[Excerpts from a figure dataset]
--- begin ---
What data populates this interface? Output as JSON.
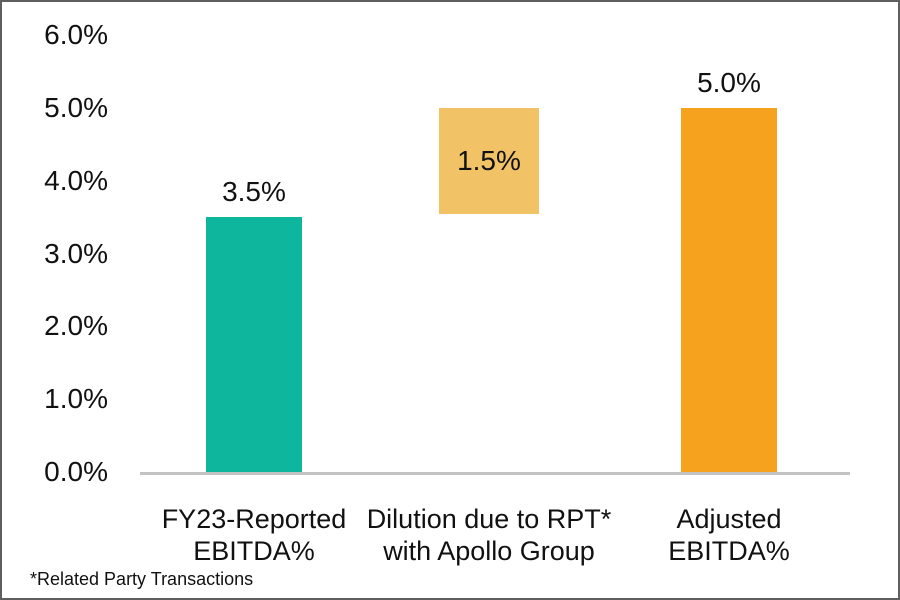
{
  "chart_data": {
    "type": "bar",
    "subtype": "waterfall",
    "title": "",
    "xlabel": "",
    "ylabel": "",
    "ylim": [
      0,
      6
    ],
    "grid": false,
    "legend": null,
    "y_axis": {
      "ticks": [
        "6.0%",
        "5.0%",
        "4.0%",
        "3.0%",
        "2.0%",
        "1.0%",
        "0.0%"
      ],
      "tick_values": [
        6.0,
        5.0,
        4.0,
        3.0,
        2.0,
        1.0,
        0.0
      ]
    },
    "categories": [
      "FY23-Reported EBITDA%",
      "Dilution due to RPT* with Apollo Group",
      "Adjusted EBITDA%"
    ],
    "bars": [
      {
        "name": "fy23-reported-ebitda",
        "label_lines": [
          "FY23-Reported",
          "EBITDA%"
        ],
        "value": 3.5,
        "start": 0.0,
        "end": 3.5,
        "data_label": "3.5%",
        "data_label_position": "above",
        "color": "#0EB69E"
      },
      {
        "name": "dilution-due-to-rpt",
        "label_lines": [
          "Dilution due to RPT*",
          "with Apollo Group"
        ],
        "value": 1.5,
        "start": 3.5,
        "end": 5.0,
        "data_label": "1.5%",
        "data_label_position": "inside",
        "color": "#F2C267"
      },
      {
        "name": "adjusted-ebitda",
        "label_lines": [
          "Adjusted",
          "EBITDA%"
        ],
        "value": 5.0,
        "start": 0.0,
        "end": 5.0,
        "data_label": "5.0%",
        "data_label_position": "above",
        "color": "#F6A21F"
      }
    ]
  },
  "footnote": "*Related Party Transactions",
  "colors": {
    "axis_line": "#C3C3C3",
    "text": "#111111",
    "teal_bar": "#0EB69E",
    "light_orange_bar": "#F2C267",
    "orange_bar": "#F6A21F"
  }
}
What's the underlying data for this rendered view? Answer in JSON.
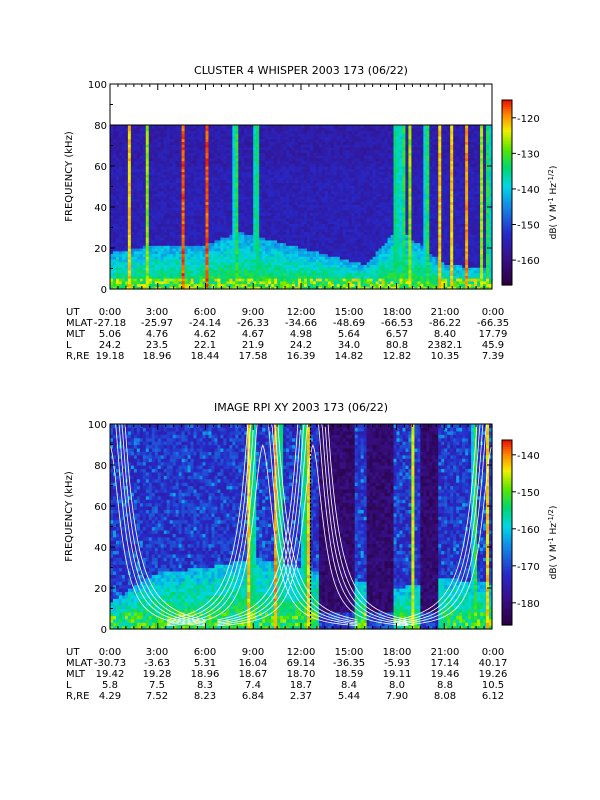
--- end ---
▸ Aim of the exercise: Find all lines holding the string "Apollo" and copy them.

▸ Finished task:
      "Dilution due to RPT* with Apollo Group",
          "with Apollo Group"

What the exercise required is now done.